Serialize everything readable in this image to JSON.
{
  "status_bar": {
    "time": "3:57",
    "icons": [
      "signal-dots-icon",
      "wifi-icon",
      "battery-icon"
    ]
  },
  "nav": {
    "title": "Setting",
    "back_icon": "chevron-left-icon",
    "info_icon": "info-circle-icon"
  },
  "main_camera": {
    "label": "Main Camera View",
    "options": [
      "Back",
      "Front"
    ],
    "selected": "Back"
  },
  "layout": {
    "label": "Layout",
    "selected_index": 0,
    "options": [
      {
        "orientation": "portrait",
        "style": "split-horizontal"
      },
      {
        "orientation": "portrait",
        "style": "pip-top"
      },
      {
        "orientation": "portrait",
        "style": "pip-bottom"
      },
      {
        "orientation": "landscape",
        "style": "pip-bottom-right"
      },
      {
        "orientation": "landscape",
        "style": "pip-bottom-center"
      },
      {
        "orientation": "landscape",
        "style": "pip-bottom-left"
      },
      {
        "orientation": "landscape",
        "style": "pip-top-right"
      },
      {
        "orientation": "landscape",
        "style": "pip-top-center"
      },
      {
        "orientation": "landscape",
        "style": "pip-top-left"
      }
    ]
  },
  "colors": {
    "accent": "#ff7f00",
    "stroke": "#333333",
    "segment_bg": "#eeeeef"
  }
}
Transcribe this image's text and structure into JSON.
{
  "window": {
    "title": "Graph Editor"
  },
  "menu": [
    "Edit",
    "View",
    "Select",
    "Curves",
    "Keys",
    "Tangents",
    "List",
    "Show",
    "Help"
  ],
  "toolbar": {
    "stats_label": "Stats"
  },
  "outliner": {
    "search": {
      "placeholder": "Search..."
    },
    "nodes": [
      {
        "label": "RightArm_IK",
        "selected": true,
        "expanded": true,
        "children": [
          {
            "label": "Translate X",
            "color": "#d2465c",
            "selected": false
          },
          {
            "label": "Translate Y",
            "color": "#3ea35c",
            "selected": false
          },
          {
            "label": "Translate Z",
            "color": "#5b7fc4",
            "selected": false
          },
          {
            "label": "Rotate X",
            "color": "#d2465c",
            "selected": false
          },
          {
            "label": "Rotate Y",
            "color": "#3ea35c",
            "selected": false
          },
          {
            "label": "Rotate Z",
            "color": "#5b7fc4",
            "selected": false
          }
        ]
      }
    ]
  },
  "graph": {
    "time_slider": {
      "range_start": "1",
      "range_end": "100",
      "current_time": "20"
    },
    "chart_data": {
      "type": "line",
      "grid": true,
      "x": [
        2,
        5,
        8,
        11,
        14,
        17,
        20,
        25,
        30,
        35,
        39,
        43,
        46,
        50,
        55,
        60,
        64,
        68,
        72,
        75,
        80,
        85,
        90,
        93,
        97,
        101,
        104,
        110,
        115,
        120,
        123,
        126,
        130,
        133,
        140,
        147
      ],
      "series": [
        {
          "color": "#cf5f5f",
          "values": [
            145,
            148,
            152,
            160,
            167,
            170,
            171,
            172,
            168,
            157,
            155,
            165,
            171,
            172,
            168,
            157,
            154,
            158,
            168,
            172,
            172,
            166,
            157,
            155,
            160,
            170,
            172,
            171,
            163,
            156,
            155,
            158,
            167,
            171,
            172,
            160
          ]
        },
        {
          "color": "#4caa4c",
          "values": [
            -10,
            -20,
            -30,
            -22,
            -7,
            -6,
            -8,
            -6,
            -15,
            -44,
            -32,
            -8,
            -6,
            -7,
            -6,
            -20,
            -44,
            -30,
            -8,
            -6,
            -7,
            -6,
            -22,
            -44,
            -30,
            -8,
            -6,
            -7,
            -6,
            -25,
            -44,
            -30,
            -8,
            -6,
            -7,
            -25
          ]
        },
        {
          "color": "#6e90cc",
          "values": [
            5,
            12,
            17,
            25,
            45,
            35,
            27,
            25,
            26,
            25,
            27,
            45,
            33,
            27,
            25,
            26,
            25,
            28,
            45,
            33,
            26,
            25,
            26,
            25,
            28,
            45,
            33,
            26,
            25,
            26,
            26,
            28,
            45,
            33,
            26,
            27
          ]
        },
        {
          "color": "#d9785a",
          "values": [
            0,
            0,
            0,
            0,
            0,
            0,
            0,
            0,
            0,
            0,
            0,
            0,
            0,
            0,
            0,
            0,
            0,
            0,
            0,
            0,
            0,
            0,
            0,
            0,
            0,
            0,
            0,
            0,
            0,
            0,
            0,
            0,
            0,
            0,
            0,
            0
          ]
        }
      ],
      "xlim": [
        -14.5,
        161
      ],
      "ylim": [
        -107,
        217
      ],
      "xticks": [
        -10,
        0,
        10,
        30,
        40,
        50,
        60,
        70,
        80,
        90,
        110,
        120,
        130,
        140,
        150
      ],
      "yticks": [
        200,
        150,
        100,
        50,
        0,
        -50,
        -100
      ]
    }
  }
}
+ + +
- GOAL OF THE EXERCISE -
Copy each line above containing the string "true".

- REPLY TO THE TASK -
        "selected": true,
        "expanded": true,
      "grid": true,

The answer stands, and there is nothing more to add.